# START OF Exercise inputs
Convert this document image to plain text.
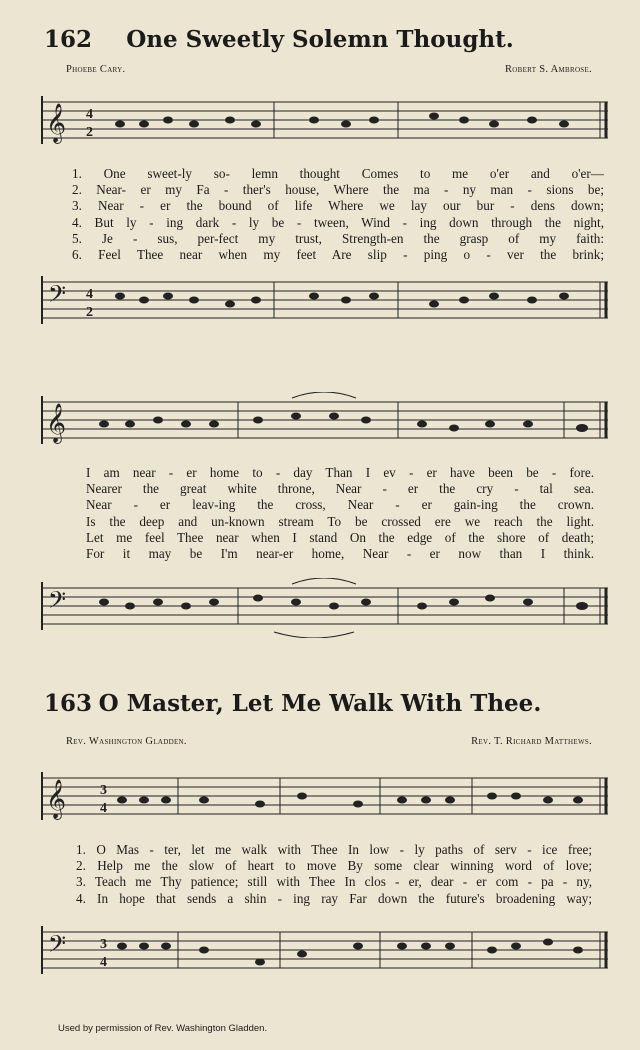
162	One Sweetly Solemn Thought.
Phoebe Cary.	Robert S. Ambrose.
𝄞 4
2
1. One sweet-ly so- lemn thought Comes to me o'er and o'er—
2. Near- er my Fa - ther's house, Where the ma - ny man - sions be;
3. Near - er the bound of life Where we lay our bur - dens down;
4. But ly - ing dark - ly be - tween, Wind - ing down through the night,
5. Je - sus, per-fect my trust, Strength-en the grasp of my faith:
6. Feel Thee near when my feet Are slip - ping o - ver the brink;
𝄢 4
2
𝄞
I am near - er home to - day Than I ev - er have been be - fore.
Nearer the great white throne, Near - er the cry - tal sea.
Near - er leav-ing the cross, Near - er gain-ing the crown.
Is the deep and un-known stream To be crossed ere we reach the light.
Let me feel Thee near when I stand On the edge of the shore of death;
For it may be I'm near-er home, Near - er now than I think.
𝄢
163 O Master, Let Me Walk With Thee.
Rev. Washington Gladden.	Rev. T. Richard Matthews.
𝄞 3
4
1. O Mas - ter, let me walk with Thee In low - ly paths of serv - ice free;
2. Help me the slow of heart to move By some clear winning word of love;
3. Teach me Thy patience; still with Thee In clos - er, dear - er com - pa - ny,
4. In hope that sends a shin - ing ray Far down the future's broadening way;
𝄢 3
4
Used by permission of Rev. Washington Gladden.
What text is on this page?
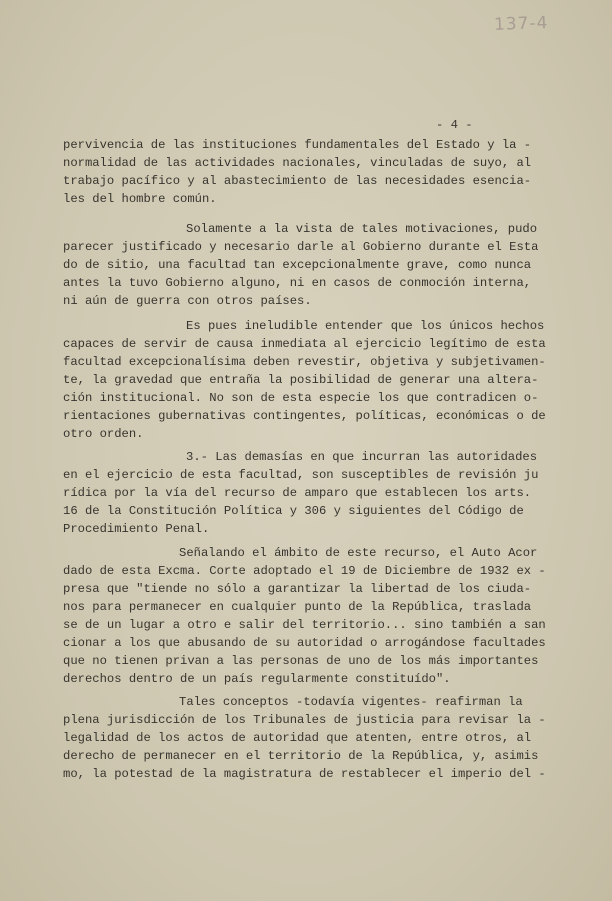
137-4
- 4 -
pervivencia de las instituciones fundamentales del Estado y la -
normalidad de las actividades nacionales, vinculadas de suyo, al
trabajo pacífico y al abastecimiento de las necesidades esencia-
les del hombre común.
Solamente a la vista de tales motivaciones, pudo
parecer justificado y necesario darle al Gobierno durante el Esta
do de sitio, una facultad tan excepcionalmente grave, como nunca
antes la tuvo Gobierno alguno, ni en casos de conmoción interna,
ni aún de guerra con otros países.
Es pues ineludible entender que los únicos hechos
capaces de servir de causa inmediata al ejercicio legítimo de esta
facultad excepcionalísima deben revestir, objetiva y subjetivamen-
te, la gravedad que entraña la posibilidad de generar una altera-
ción institucional. No son de esta especie los que contradicen o-
rientaciones gubernativas contingentes, políticas, económicas o de
otro orden.
3.- Las demasías en que incurran las autoridades
en el ejercicio de esta facultad, son susceptibles de revisión ju
rídica por la vía del recurso de amparo que establecen los arts.
16 de la Constitución Política y 306 y siguientes del Código de
Procedimiento Penal.
Señalando el ámbito de este recurso, el Auto Acor
dado de esta Excma. Corte adoptado el 19 de Diciembre de 1932 ex -
presa que "tiende no sólo a garantizar la libertad de los ciuda-
nos para permanecer en cualquier punto de la República, traslada
se de un lugar a otro e salir del territorio... sino también a san
cionar a los que abusando de su autoridad o arrogándose facultades
que no tienen privan a las personas de uno de los más importantes
derechos dentro de un país regularmente constituído".
Tales conceptos -todavía vigentes- reafirman la
plena jurisdicción de los Tribunales de justicia para revisar la -
legalidad de los actos de autoridad que atenten, entre otros, al
derecho de permanecer en el territorio de la República, y, asimis
mo, la potestad de la magistratura de restablecer el imperio del -
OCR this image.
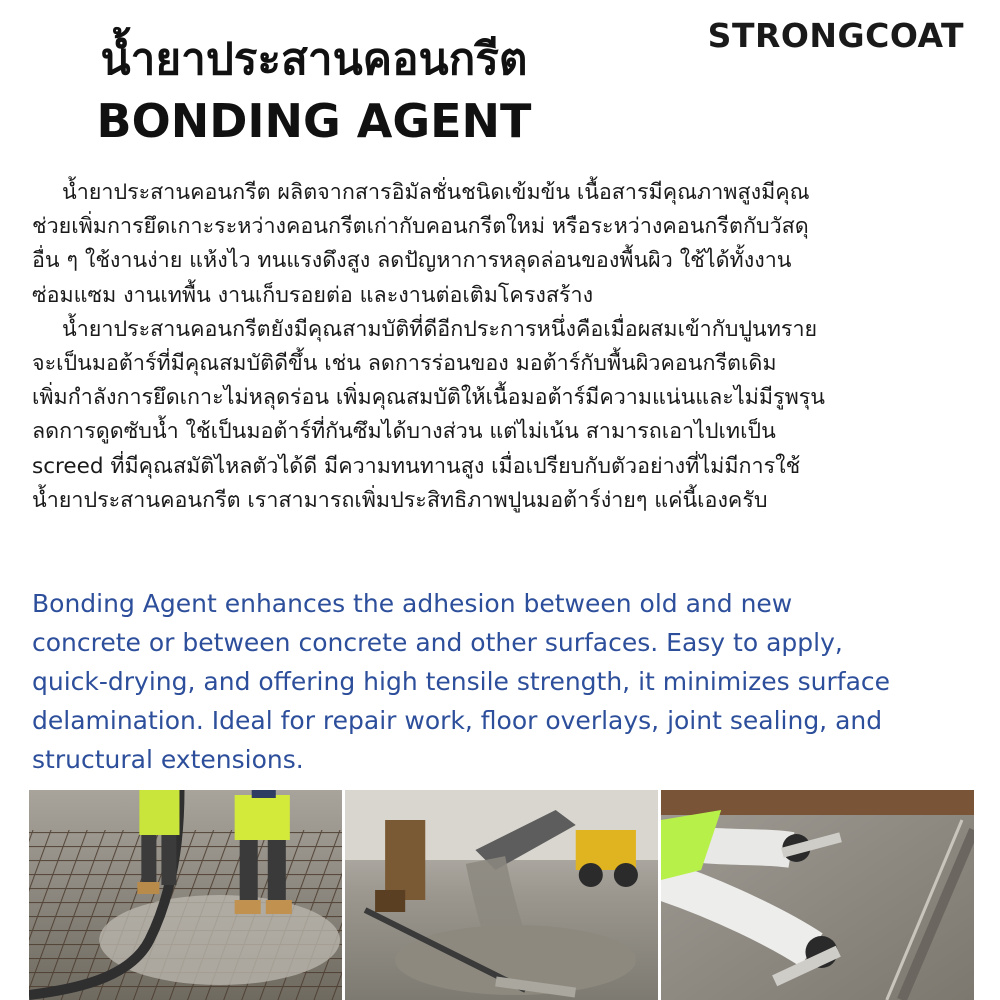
STRONGCOAT
น้ำยาประสานคอนกรีต
BONDING AGENT

น้ำยาประสานคอนกรีต ผลิตจากสารอิมัลชั่นชนิดเข้มข้น เนื้อสารมีคุณภาพสูงมีคุณ
ช่วยเพิ่มการยึดเกาะระหว่างคอนกรีตเก่ากับคอนกรีตใหม่ หรือระหว่างคอนกรีตกับวัสดุ
อื่น ๆ ใช้งานง่าย แห้งไว ทนแรงดึงสูง ลดปัญหาการหลุดล่อนของพื้นผิว ใช้ได้ทั้งงาน
ซ่อมแซม งานเทพื้น งานเก็บรอยต่อ และงานต่อเติมโครงสร้าง

น้ำยาประสานคอนกรีตยังมีคุณสามบัติที่ดีอีกประการหนึ่งคือเมื่อผสมเข้ากับปูนทราย
จะเป็นมอต้าร์ที่มีคุณสมบัติดีขึ้น เช่น ลดการร่อนของ มอต้าร์กับพื้นผิวคอนกรีตเดิม
เพิ่มกำลังการยึดเกาะไม่หลุดร่อน เพิ่มคุณสมบัติให้เนื้อมอต้าร์มีความแน่นและไม่มีรูพรุน
ลดการดูดซับน้ำ ใช้เป็นมอต้าร์ที่กันซึมได้บางส่วน แต่ไม่เน้น สามารถเอาไปเทเป็น
screed ที่มีคุณสมัติไหลตัวได้ดี มีความทนทานสูง เมื่อเปรียบกับตัวอย่างที่ไม่มีการใช้
น้ำยาประสานคอนกรีต เราสามารถเพิ่มประสิทธิภาพปูนมอต้าร์ง่ายๆ แค่นี้เองครับ

Bonding Agent enhances the adhesion between old and new
concrete or between concrete and other surfaces. Easy to apply,
quick-drying, and offering high tensile strength, it minimizes surface
delamination. Ideal for repair work, floor overlays, joint sealing, and
structural extensions.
# END OF Exercise inputs
## Exercise goal
Leave out the pictures and give the listing above again exactly.

## Output of the task
Convert this document image to plain text.
162	One Sweetly Solemn Thought.
Phoebe Cary.	Robert S. Ambrose.
𝄞 4
2
1. One sweet-ly so- lemn thought Comes to me o'er and o'er—
2. Near- er my Fa - ther's house, Where the ma - ny man - sions be;
3. Near - er the bound of life Where we lay our bur - dens down;
4. But ly - ing dark - ly be - tween, Wind - ing down through the night,
5. Je - sus, per-fect my trust, Strength-en the grasp of my faith:
6. Feel Thee near when my feet Are slip - ping o - ver the brink;
𝄢 4
2
𝄞
I am near - er home to - day Than I ev - er have been be - fore.
Nearer the great white throne, Near - er the cry - tal sea.
Near - er leav-ing the cross, Near - er gain-ing the crown.
Is the deep and un-known stream To be crossed ere we reach the light.
Let me feel Thee near when I stand On the edge of the shore of death;
For it may be I'm near-er home, Near - er now than I think.
𝄢
163 O Master, Let Me Walk With Thee.
Rev. Washington Gladden.	Rev. T. Richard Matthews.
𝄞 3
4
1. O Mas - ter, let me walk with Thee In low - ly paths of serv - ice free;
2. Help me the slow of heart to move By some clear winning word of love;
3. Teach me Thy patience; still with Thee In clos - er, dear - er com - pa - ny,
4. In hope that sends a shin - ing ray Far down the future's broadening way;
𝄢 3
4
Used by permission of Rev. Washington Gladden.
What text is on this page?
137-4
- 4 -
pervivencia de las instituciones fundamentales del Estado y la -
normalidad de las actividades nacionales, vinculadas de suyo, al
trabajo pacífico y al abastecimiento de las necesidades esencia-
les del hombre común.
Solamente a la vista de tales motivaciones, pudo
parecer justificado y necesario darle al Gobierno durante el Esta
do de sitio, una facultad tan excepcionalmente grave, como nunca
antes la tuvo Gobierno alguno, ni en casos de conmoción interna,
ni aún de guerra con otros países.
Es pues ineludible entender que los únicos hechos
capaces de servir de causa inmediata al ejercicio legítimo de esta
facultad excepcionalísima deben revestir, objetiva y subjetivamen-
te, la gravedad que entraña la posibilidad de generar una altera-
ción institucional. No son de esta especie los que contradicen o-
rientaciones gubernativas contingentes, políticas, económicas o de
otro orden.
3.- Las demasías en que incurran las autoridades
en el ejercicio de esta facultad, son susceptibles de revisión ju
rídica por la vía del recurso de amparo que establecen los arts.
16 de la Constitución Política y 306 y siguientes del Código de
Procedimiento Penal.
Señalando el ámbito de este recurso, el Auto Acor
dado de esta Excma. Corte adoptado el 19 de Diciembre de 1932 ex -
presa que "tiende no sólo a garantizar la libertad de los ciuda-
nos para permanecer en cualquier punto de la República, traslada
se de un lugar a otro e salir del territorio... sino también a san
cionar a los que abusando de su autoridad o arrogándose facultades
que no tienen privan a las personas de uno de los más importantes
derechos dentro de un país regularmente constituído".
Tales conceptos -todavía vigentes- reafirman la
plena jurisdicción de los Tribunales de justicia para revisar la -
legalidad de los actos de autoridad que atenten, entre otros, al
derecho de permanecer en el territorio de la República, y, asimis
mo, la potestad de la magistratura de restablecer el imperio del -
OCR this image.
STRONGCOAT
น้ำยาประสานคอนกรีต
BONDING AGENT

น้ำยาประสานคอนกรีต ผลิตจากสารอิมัลชั่นชนิดเข้มข้น เนื้อสารมีคุณภาพสูงมีคุณ
ช่วยเพิ่มการยึดเกาะระหว่างคอนกรีตเก่ากับคอนกรีตใหม่ หรือระหว่างคอนกรีตกับวัสดุ
อื่น ๆ ใช้งานง่าย แห้งไว ทนแรงดึงสูง ลดปัญหาการหลุดล่อนของพื้นผิว ใช้ได้ทั้งงาน
ซ่อมแซม งานเทพื้น งานเก็บรอยต่อ และงานต่อเติมโครงสร้าง

น้ำยาประสานคอนกรีตยังมีคุณสามบัติที่ดีอีกประการหนึ่งคือเมื่อผสมเข้ากับปูนทราย
จะเป็นมอต้าร์ที่มีคุณสมบัติดีขึ้น เช่น ลดการร่อนของ มอต้าร์กับพื้นผิวคอนกรีตเดิม
เพิ่มกำลังการยึดเกาะไม่หลุดร่อน เพิ่มคุณสมบัติให้เนื้อมอต้าร์มีความแน่นและไม่มีรูพรุน
ลดการดูดซับน้ำ ใช้เป็นมอต้าร์ที่กันซึมได้บางส่วน แต่ไม่เน้น สามารถเอาไปเทเป็น
screed ที่มีคุณสมัติไหลตัวได้ดี มีความทนทานสูง เมื่อเปรียบกับตัวอย่างที่ไม่มีการใช้
น้ำยาประสานคอนกรีต เราสามารถเพิ่มประสิทธิภาพปูนมอต้าร์ง่ายๆ แค่นี้เองครับ

Bonding Agent enhances the adhesion between old and new
concrete or between concrete and other surfaces. Easy to apply,
quick-drying, and offering high tensile strength, it minimizes surface
delamination. Ideal for repair work, floor overlays, joint sealing, and
structural extensions.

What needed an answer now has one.